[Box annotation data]
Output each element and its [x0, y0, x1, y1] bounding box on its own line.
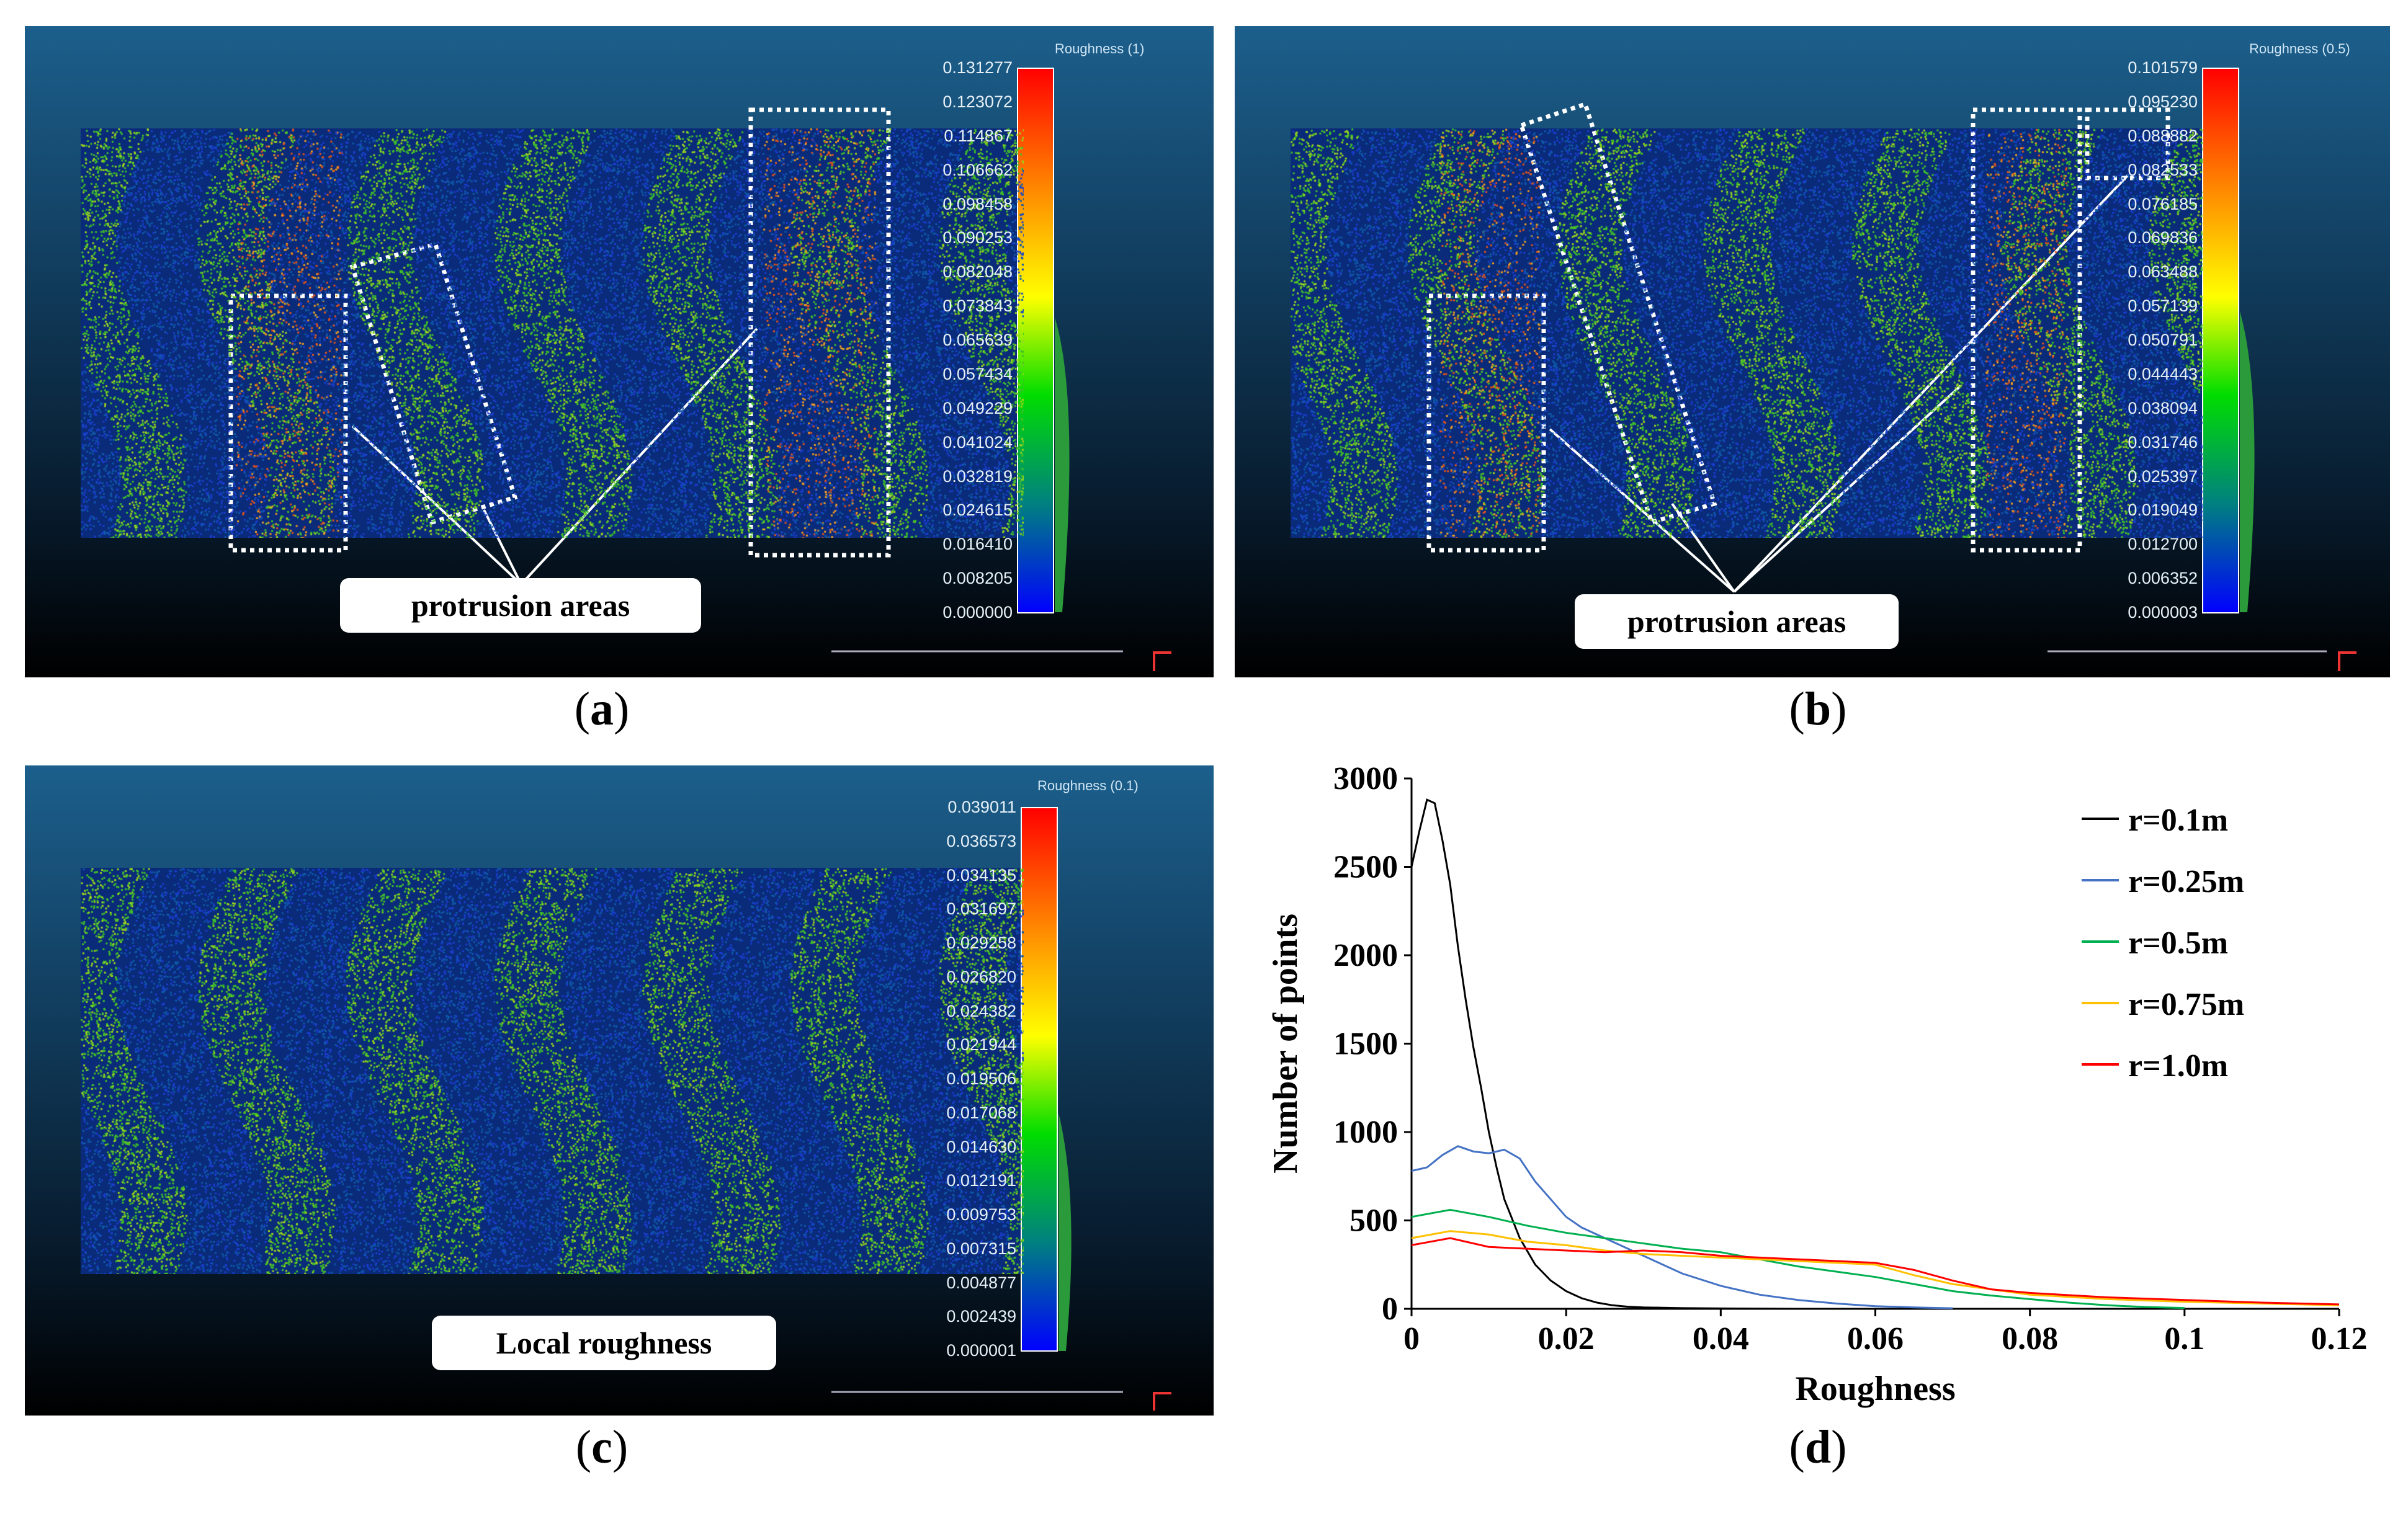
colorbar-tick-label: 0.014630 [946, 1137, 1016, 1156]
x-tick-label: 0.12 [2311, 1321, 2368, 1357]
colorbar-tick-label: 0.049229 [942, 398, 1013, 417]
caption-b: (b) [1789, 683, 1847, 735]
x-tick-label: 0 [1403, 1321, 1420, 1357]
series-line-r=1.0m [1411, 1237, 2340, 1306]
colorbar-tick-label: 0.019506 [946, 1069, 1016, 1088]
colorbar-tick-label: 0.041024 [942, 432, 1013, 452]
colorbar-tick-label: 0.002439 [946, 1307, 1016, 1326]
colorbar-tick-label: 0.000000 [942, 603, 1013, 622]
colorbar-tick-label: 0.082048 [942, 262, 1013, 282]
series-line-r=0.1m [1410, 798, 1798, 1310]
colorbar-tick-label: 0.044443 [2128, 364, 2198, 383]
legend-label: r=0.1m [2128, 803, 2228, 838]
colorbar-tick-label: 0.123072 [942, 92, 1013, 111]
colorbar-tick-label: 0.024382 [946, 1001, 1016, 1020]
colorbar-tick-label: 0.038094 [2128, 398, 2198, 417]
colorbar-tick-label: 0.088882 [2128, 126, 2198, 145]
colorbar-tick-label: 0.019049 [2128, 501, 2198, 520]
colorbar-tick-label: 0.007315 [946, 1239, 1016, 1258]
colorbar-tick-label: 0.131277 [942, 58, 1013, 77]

• _Direction_: Reproduce the data with "colorbar-tick-label" swapped for "cbar-tick-label" everywhere and every other line left unchanged. Omit the pictures from the output.

• _Written response_:
Output each element and its [x0, y0, x1, y1] bounding box on its own line.
cbar-tick-label: 0.014630 [946, 1137, 1016, 1156]
x-tick-label: 0.12 [2311, 1321, 2368, 1357]
cbar-tick-label: 0.049229 [942, 398, 1013, 417]
caption-b: (b) [1789, 683, 1847, 735]
x-tick-label: 0 [1403, 1321, 1420, 1357]
series-line-r=1.0m [1411, 1237, 2340, 1306]
cbar-tick-label: 0.019506 [946, 1069, 1016, 1088]
cbar-tick-label: 0.041024 [942, 432, 1013, 452]
cbar-tick-label: 0.002439 [946, 1307, 1016, 1326]
cbar-tick-label: 0.000000 [942, 603, 1013, 622]
cbar-tick-label: 0.082048 [942, 262, 1013, 282]
series-line-r=0.1m [1410, 798, 1798, 1310]
cbar-tick-label: 0.044443 [2128, 364, 2198, 383]
legend-label: r=0.1m [2128, 803, 2228, 838]
cbar-tick-label: 0.123072 [942, 92, 1013, 111]
cbar-tick-label: 0.024382 [946, 1001, 1016, 1020]
cbar-tick-label: 0.038094 [2128, 398, 2198, 417]
cbar-tick-label: 0.088882 [2128, 126, 2198, 145]
cbar-tick-label: 0.019049 [2128, 501, 2198, 520]
cbar-tick-label: 0.007315 [946, 1239, 1016, 1258]
cbar-tick-label: 0.131277 [942, 58, 1013, 77]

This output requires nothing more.